• _What is required_: Work out how many lines include "dataset" and answer with that number only.

• _Records supplied_:
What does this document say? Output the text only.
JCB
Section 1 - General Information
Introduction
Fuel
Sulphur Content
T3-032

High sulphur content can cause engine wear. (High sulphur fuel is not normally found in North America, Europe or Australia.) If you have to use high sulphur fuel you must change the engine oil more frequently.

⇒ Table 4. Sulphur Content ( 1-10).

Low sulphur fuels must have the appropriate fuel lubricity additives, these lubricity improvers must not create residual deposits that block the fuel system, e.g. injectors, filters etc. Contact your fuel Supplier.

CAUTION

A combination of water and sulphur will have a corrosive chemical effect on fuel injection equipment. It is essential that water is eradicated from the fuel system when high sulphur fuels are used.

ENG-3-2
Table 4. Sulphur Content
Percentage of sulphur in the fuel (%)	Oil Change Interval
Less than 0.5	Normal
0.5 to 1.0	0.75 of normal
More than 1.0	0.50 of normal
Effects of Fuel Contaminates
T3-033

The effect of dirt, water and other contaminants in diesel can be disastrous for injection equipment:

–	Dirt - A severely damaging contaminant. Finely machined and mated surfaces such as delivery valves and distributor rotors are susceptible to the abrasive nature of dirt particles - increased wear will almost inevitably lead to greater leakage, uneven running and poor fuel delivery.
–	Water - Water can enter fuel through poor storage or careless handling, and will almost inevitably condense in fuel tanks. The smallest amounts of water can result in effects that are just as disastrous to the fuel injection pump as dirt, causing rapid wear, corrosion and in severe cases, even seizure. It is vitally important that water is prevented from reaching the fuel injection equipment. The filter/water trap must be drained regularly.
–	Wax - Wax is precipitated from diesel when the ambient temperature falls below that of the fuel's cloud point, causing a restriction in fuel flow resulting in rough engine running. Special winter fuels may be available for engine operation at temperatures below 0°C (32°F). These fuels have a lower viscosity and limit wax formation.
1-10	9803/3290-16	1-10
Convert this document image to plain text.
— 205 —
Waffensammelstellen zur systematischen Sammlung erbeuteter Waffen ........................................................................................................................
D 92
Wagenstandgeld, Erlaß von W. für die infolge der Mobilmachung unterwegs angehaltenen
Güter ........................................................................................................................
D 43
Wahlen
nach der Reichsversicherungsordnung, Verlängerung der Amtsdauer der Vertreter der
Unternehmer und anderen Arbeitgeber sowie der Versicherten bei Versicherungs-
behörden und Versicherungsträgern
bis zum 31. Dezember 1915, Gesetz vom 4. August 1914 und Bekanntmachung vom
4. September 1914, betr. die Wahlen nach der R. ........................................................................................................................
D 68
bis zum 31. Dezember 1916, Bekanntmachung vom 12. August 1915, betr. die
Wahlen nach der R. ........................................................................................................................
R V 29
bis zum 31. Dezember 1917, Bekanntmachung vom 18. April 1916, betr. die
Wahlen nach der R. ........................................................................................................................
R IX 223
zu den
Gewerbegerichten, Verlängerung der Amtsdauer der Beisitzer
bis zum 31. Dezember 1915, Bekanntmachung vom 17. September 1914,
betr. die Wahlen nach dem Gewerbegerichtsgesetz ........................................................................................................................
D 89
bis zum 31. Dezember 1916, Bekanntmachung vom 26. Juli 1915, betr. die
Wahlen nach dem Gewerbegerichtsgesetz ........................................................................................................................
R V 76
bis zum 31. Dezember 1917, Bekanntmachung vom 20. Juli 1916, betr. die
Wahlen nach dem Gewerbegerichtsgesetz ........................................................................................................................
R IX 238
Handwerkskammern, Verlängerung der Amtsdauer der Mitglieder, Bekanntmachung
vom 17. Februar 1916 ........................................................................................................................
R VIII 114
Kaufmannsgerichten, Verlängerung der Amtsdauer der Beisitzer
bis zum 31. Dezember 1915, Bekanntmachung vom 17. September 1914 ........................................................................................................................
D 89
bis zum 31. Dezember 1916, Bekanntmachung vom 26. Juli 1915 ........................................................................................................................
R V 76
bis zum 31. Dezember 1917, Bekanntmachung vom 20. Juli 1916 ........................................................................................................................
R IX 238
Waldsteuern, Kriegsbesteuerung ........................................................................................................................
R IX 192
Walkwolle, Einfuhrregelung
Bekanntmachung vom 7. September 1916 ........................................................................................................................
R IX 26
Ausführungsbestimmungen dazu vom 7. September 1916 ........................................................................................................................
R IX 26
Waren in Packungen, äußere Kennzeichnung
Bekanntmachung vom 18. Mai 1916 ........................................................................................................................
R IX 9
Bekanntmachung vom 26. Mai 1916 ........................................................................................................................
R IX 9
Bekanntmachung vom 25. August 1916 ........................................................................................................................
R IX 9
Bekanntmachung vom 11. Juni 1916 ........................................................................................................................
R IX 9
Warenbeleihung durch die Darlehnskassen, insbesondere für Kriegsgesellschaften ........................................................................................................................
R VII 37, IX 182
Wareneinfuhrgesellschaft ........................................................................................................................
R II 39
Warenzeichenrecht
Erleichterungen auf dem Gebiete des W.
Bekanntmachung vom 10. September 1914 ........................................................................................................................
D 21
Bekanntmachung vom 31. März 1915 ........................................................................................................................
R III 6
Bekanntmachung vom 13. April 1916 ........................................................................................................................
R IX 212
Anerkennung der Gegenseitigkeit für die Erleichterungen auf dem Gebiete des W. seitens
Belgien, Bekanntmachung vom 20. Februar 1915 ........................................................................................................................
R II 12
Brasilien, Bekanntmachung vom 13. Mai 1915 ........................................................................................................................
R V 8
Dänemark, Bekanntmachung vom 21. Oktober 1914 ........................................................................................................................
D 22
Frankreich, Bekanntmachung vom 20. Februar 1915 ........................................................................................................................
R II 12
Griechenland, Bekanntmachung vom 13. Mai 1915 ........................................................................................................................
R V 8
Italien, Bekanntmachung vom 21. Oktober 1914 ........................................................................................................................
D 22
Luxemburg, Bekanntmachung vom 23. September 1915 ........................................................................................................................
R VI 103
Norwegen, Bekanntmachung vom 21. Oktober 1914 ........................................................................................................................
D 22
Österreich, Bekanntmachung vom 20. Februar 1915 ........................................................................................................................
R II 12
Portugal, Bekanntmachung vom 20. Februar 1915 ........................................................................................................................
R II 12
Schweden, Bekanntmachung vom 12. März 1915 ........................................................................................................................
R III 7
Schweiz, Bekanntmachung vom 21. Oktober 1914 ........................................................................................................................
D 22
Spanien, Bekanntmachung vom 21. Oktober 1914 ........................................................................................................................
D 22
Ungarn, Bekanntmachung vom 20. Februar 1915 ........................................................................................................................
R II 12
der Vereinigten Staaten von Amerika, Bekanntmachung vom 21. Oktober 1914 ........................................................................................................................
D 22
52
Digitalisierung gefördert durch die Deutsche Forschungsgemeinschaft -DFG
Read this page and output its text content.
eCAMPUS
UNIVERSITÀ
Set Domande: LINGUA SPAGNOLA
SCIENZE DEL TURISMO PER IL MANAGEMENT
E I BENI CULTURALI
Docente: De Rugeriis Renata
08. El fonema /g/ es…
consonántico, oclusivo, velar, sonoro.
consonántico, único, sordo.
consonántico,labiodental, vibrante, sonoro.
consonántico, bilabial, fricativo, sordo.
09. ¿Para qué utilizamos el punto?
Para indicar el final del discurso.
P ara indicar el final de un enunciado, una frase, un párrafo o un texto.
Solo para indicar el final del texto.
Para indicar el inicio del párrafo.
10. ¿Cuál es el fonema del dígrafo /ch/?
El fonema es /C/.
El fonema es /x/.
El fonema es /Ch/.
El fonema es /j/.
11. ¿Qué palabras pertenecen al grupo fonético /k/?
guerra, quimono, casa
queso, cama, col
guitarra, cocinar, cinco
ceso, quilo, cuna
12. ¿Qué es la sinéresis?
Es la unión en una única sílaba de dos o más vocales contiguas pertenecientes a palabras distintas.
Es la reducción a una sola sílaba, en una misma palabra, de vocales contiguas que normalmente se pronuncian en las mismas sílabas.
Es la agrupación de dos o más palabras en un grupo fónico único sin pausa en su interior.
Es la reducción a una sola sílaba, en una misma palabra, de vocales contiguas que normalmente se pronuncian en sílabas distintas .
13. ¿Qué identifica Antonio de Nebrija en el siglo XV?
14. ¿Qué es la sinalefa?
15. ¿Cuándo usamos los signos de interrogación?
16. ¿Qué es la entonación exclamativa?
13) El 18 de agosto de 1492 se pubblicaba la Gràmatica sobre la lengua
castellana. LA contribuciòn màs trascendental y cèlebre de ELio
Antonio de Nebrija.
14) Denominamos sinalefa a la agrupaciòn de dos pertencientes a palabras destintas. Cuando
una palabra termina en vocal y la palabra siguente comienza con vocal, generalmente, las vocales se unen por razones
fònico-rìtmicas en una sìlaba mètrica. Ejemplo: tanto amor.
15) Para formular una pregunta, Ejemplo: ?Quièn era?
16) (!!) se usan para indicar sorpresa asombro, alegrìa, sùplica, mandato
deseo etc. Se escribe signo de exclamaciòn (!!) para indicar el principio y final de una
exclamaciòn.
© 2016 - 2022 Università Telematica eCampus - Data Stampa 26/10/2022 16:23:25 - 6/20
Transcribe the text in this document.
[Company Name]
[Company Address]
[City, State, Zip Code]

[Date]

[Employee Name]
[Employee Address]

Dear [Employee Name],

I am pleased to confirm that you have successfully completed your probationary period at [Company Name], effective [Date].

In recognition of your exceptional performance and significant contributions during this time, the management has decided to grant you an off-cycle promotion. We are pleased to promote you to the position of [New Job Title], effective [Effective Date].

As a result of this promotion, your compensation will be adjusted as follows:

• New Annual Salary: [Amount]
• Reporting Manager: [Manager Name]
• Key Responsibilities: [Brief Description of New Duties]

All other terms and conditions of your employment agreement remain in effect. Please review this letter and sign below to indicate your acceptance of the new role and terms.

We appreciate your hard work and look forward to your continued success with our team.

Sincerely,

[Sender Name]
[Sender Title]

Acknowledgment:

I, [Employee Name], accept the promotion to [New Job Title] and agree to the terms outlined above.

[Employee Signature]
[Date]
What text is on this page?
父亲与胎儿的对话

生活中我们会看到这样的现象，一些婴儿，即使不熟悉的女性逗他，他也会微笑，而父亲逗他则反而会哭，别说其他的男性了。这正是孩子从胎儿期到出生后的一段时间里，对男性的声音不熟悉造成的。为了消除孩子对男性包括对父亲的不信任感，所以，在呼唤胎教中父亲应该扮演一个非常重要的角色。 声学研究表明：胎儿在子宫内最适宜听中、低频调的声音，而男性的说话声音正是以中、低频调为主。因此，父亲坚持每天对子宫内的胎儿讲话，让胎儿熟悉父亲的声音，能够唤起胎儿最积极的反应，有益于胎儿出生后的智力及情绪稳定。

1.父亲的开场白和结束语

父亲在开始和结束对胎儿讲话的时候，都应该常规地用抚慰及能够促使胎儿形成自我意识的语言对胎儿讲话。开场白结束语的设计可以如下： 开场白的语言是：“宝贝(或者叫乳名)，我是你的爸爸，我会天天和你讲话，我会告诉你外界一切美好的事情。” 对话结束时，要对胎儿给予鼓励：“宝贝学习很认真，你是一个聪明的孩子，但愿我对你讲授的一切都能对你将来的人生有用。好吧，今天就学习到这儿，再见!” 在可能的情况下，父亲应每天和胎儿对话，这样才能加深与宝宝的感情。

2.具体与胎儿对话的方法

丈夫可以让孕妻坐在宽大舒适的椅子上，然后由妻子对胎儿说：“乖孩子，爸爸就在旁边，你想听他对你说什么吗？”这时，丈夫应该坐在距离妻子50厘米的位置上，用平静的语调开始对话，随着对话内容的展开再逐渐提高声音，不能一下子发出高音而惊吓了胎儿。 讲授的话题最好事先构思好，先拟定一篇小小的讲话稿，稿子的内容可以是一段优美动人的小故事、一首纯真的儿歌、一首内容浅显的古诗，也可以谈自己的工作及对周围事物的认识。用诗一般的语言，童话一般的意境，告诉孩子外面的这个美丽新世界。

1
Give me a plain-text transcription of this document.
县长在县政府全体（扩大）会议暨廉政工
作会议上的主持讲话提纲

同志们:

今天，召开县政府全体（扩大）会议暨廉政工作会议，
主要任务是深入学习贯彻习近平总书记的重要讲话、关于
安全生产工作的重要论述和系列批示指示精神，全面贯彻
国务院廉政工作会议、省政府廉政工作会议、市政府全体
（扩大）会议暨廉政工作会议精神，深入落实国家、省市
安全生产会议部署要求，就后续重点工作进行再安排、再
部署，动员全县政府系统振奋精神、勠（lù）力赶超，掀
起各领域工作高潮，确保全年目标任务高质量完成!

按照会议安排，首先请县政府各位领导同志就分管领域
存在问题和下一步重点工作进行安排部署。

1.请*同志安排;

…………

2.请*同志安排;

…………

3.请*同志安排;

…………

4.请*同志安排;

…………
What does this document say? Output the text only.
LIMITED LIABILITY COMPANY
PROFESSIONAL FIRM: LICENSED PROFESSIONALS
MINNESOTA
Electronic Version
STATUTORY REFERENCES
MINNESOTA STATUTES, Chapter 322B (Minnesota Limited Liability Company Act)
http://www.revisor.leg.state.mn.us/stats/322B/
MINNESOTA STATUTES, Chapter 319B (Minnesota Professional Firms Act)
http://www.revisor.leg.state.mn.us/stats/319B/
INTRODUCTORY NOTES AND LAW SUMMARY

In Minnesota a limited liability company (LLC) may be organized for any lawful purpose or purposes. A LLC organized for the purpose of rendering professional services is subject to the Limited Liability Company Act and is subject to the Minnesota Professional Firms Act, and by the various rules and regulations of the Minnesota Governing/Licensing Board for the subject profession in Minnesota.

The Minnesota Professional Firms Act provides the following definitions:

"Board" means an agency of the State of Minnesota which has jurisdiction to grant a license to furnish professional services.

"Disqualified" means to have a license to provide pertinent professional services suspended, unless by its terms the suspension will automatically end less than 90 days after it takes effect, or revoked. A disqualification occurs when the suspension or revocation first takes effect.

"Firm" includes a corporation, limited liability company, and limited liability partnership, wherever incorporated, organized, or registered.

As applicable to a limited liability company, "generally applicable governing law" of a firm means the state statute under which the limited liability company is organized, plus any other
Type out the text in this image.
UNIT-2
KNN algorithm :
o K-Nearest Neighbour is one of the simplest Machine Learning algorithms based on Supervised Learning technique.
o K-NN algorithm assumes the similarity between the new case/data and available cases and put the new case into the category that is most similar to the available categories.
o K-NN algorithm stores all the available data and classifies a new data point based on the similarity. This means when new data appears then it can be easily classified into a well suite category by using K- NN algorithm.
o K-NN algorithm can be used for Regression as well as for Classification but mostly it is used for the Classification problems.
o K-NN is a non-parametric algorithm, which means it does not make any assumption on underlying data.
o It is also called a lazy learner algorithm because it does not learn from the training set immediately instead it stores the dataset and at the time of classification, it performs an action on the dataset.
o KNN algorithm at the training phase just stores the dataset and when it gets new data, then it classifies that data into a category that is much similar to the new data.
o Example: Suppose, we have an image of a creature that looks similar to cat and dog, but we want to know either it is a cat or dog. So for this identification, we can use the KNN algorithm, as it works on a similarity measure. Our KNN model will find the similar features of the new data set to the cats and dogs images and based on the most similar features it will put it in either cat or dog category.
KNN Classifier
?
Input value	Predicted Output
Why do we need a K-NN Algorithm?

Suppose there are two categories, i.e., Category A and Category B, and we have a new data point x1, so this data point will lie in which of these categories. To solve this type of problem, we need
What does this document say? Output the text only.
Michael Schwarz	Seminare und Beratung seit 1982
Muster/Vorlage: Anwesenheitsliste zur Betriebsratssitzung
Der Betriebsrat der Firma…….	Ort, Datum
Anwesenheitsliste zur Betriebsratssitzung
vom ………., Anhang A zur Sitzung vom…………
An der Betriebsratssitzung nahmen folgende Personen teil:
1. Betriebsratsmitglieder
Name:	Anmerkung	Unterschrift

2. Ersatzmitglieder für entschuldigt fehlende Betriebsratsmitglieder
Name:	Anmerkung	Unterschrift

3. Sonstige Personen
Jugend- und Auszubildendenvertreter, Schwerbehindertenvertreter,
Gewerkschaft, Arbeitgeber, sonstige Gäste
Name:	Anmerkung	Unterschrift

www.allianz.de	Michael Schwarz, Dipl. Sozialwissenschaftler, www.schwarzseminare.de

• _Answer below_: 2